Images are not part of the copy; write out the rest of the data exactly as given.

[Items from a dataset]
______
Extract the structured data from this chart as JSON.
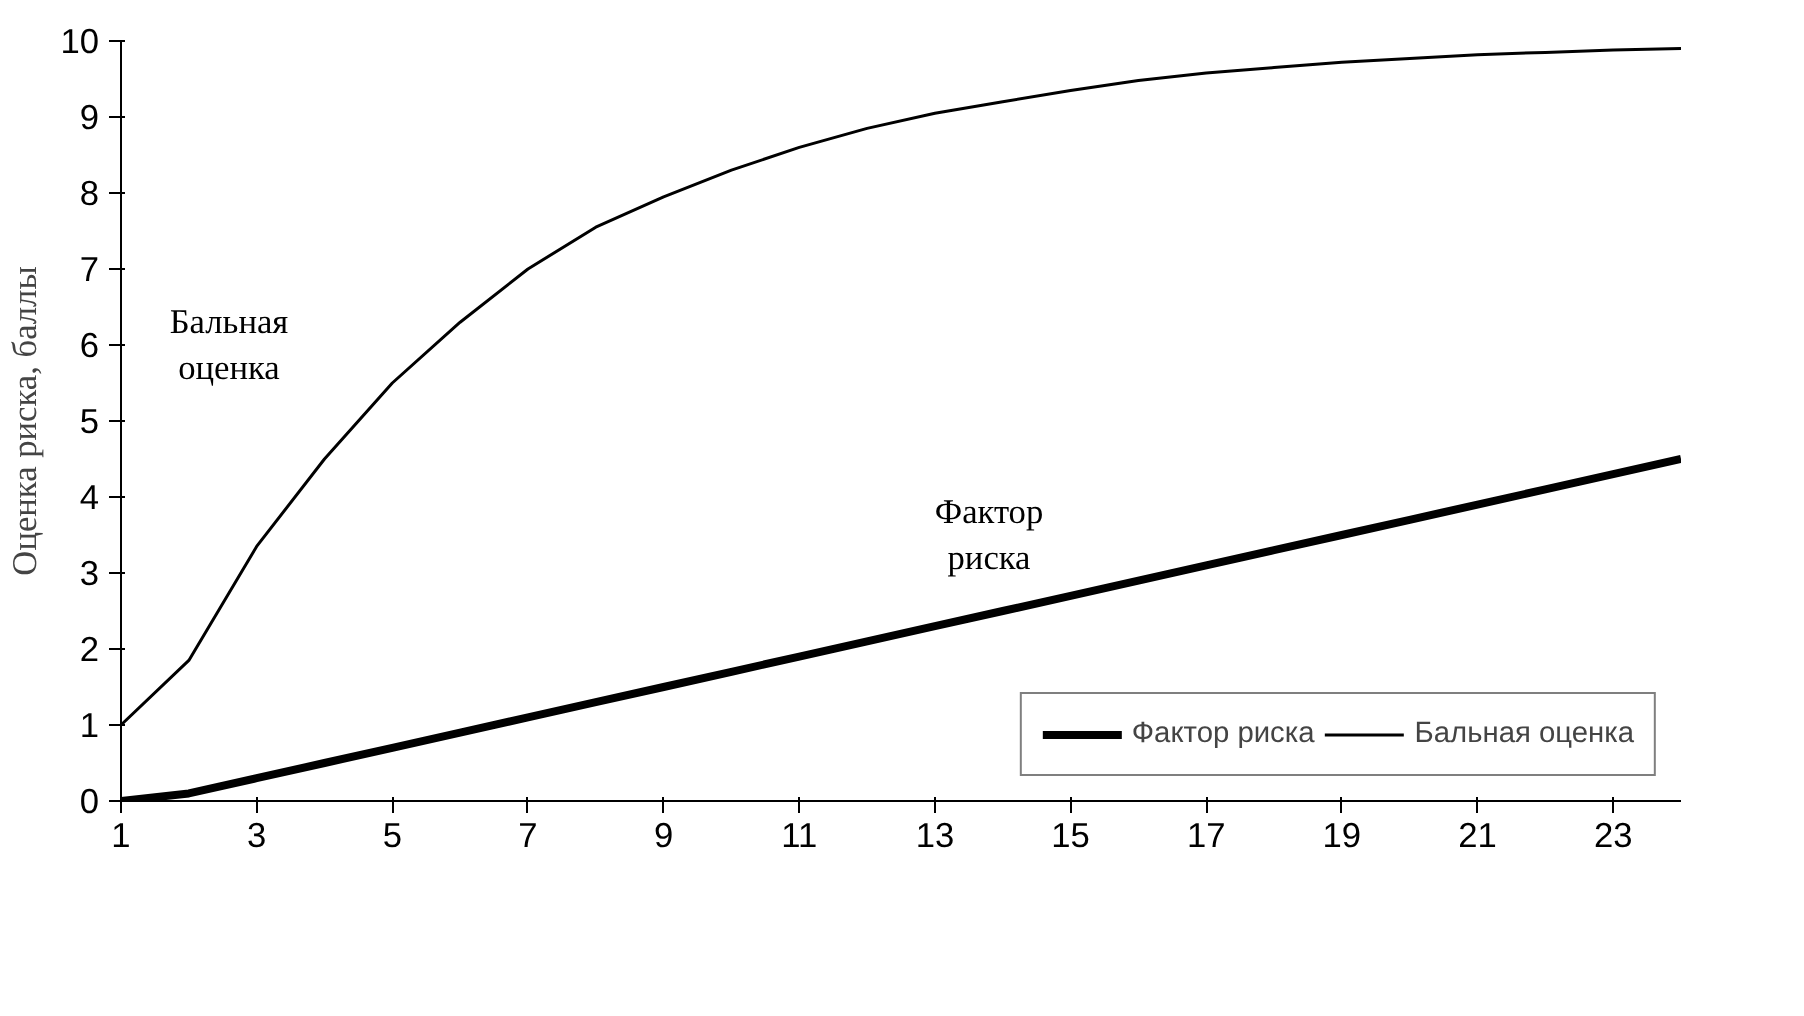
{
  "chart_data": {
    "type": "line",
    "ylabel": "Оценка риска, баллы",
    "x": [
      1,
      2,
      3,
      4,
      5,
      6,
      7,
      8,
      9,
      10,
      11,
      12,
      13,
      14,
      15,
      16,
      17,
      18,
      19,
      20,
      21,
      22,
      23,
      24
    ],
    "series": [
      {
        "name": "Фактор риска",
        "color": "#000000",
        "values": [
          0,
          0.1,
          0.3,
          0.5,
          0.7,
          0.9,
          1.1,
          1.3,
          1.5,
          1.7,
          1.9,
          2.1,
          2.3,
          2.5,
          2.7,
          2.9,
          3.1,
          3.3,
          3.5,
          3.7,
          3.9,
          4.1,
          4.3,
          4.5
        ]
      },
      {
        "name": "Бальная оценка",
        "color": "#000000",
        "values": [
          1.0,
          1.85,
          3.35,
          4.5,
          5.5,
          6.3,
          7.0,
          7.55,
          7.95,
          8.3,
          8.6,
          8.85,
          9.05,
          9.2,
          9.35,
          9.48,
          9.58,
          9.65,
          9.72,
          9.77,
          9.82,
          9.85,
          9.88,
          9.9
        ]
      }
    ],
    "annotations": [
      "Бальная\nоценка",
      "Фактор\nриска"
    ],
    "xlim": [
      1,
      24
    ],
    "xticks": [
      1,
      3,
      5,
      7,
      9,
      11,
      13,
      15,
      17,
      19,
      21,
      23
    ],
    "ylim": [
      0,
      10
    ],
    "yticks": [
      0,
      1,
      2,
      3,
      4,
      5,
      6,
      7,
      8,
      9,
      10
    ],
    "grid": false,
    "legend": "bottom right",
    "marker": "none",
    "line_style": "solid"
  }
}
______
- _TASK ANSWER_
Extract the structured data from this chart as JSON.
{
  "chart_data": {
    "type": "line",
    "ylabel": "Оценка риска, баллы",
    "x": [
      1,
      2,
      3,
      4,
      5,
      6,
      7,
      8,
      9,
      10,
      11,
      12,
      13,
      14,
      15,
      16,
      17,
      18,
      19,
      20,
      21,
      22,
      23,
      24
    ],
    "series": [
      {
        "name": "Фактор риска",
        "color": "#000000",
        "values": [
          0,
          0.1,
          0.3,
          0.5,
          0.7,
          0.9,
          1.1,
          1.3,
          1.5,
          1.7,
          1.9,
          2.1,
          2.3,
          2.5,
          2.7,
          2.9,
          3.1,
          3.3,
          3.5,
          3.7,
          3.9,
          4.1,
          4.3,
          4.5
        ]
      },
      {
        "name": "Бальная оценка",
        "color": "#000000",
        "values": [
          1.0,
          1.85,
          3.35,
          4.5,
          5.5,
          6.3,
          7.0,
          7.55,
          7.95,
          8.3,
          8.6,
          8.85,
          9.05,
          9.2,
          9.35,
          9.48,
          9.58,
          9.65,
          9.72,
          9.77,
          9.82,
          9.85,
          9.88,
          9.9
        ]
      }
    ],
    "annotations": [
      "Бальная\nоценка",
      "Фактор\nриска"
    ],
    "xlim": [
      1,
      24
    ],
    "xticks": [
      1,
      3,
      5,
      7,
      9,
      11,
      13,
      15,
      17,
      19,
      21,
      23
    ],
    "ylim": [
      0,
      10
    ],
    "yticks": [
      0,
      1,
      2,
      3,
      4,
      5,
      6,
      7,
      8,
      9,
      10
    ],
    "grid": false,
    "legend": "bottom right",
    "marker": "none",
    "line_style": "solid"
  }
}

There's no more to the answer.